▶ **Written request**
Return the whole listing, line for line, without the pictures in it.

Saved entries:
______________________________

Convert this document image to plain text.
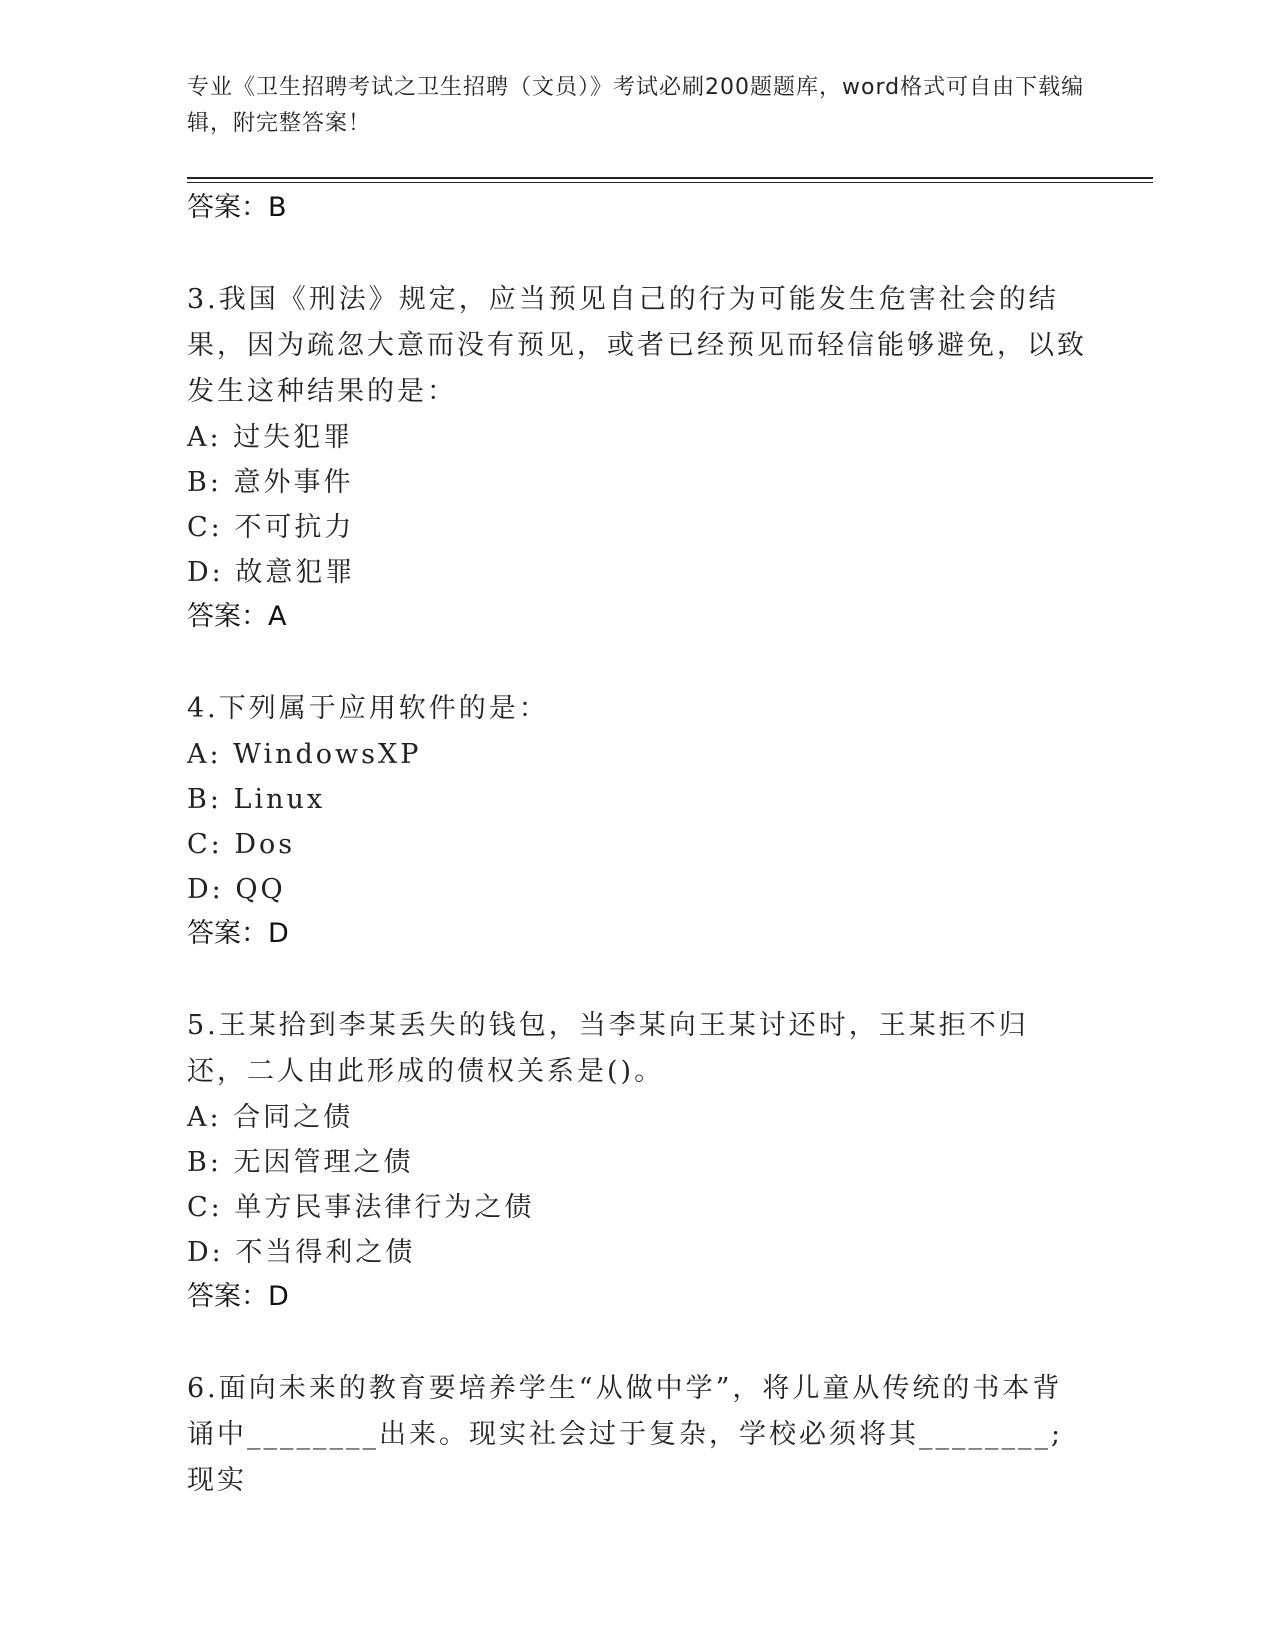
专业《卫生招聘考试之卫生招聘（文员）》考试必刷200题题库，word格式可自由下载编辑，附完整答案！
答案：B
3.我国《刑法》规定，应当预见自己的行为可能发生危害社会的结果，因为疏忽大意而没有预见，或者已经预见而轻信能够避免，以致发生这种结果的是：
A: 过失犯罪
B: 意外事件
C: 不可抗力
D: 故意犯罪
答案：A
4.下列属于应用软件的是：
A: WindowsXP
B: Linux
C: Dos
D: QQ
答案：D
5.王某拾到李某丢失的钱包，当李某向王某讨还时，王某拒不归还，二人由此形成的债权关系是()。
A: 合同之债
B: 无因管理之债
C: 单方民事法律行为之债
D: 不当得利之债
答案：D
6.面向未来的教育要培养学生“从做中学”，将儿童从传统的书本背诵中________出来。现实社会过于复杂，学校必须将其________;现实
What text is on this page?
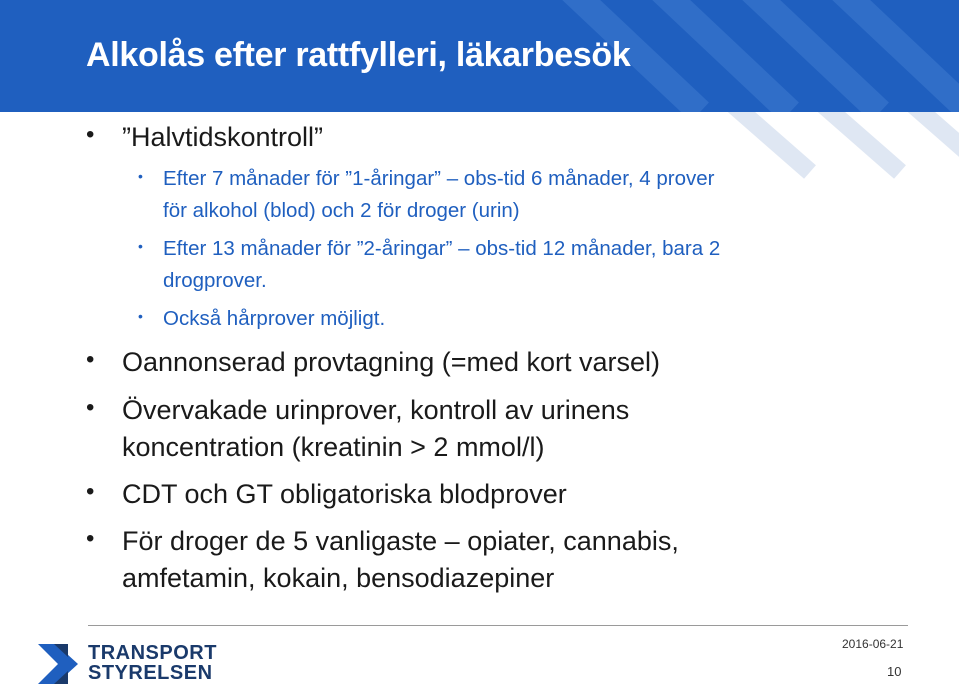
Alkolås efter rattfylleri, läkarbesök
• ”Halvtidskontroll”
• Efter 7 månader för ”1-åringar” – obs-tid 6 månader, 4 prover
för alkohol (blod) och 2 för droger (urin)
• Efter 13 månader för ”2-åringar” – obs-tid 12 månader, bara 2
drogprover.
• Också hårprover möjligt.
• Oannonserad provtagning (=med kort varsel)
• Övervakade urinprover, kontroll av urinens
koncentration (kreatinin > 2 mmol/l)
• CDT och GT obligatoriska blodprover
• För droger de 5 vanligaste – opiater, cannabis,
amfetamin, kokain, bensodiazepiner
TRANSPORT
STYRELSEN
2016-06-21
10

______________________________

▶ **Solution to this problem**
Convert this document image to plain text.
专业《卫生招聘考试之卫生招聘（文员）》考试必刷200题题库，word格式可自由下载编辑，附完整答案！
答案：B
3.我国《刑法》规定，应当预见自己的行为可能发生危害社会的结果，因为疏忽大意而没有预见，或者已经预见而轻信能够避免，以致发生这种结果的是：
A: 过失犯罪
B: 意外事件
C: 不可抗力
D: 故意犯罪
答案：A
4.下列属于应用软件的是：
A: WindowsXP
B: Linux
C: Dos
D: QQ
答案：D
5.王某拾到李某丢失的钱包，当李某向王某讨还时，王某拒不归还，二人由此形成的债权关系是()。
A: 合同之债
B: 无因管理之债
C: 单方民事法律行为之债
D: 不当得利之债
答案：D
6.面向未来的教育要培养学生“从做中学”，将儿童从传统的书本背诵中________出来。现实社会过于复杂，学校必须将其________;现实
What text is on this page?
Alkolås efter rattfylleri, läkarbesök
• ”Halvtidskontroll”
• Efter 7 månader för ”1-åringar” – obs-tid 6 månader, 4 prover
för alkohol (blod) och 2 för droger (urin)
• Efter 13 månader för ”2-åringar” – obs-tid 12 månader, bara 2
drogprover.
• Också hårprover möjligt.
• Oannonserad provtagning (=med kort varsel)
• Övervakade urinprover, kontroll av urinens
koncentration (kreatinin > 2 mmol/l)
• CDT och GT obligatoriska blodprover
• För droger de 5 vanligaste – opiater, cannabis,
amfetamin, kokain, bensodiazepiner
TRANSPORT
STYRELSEN
2016-06-21
10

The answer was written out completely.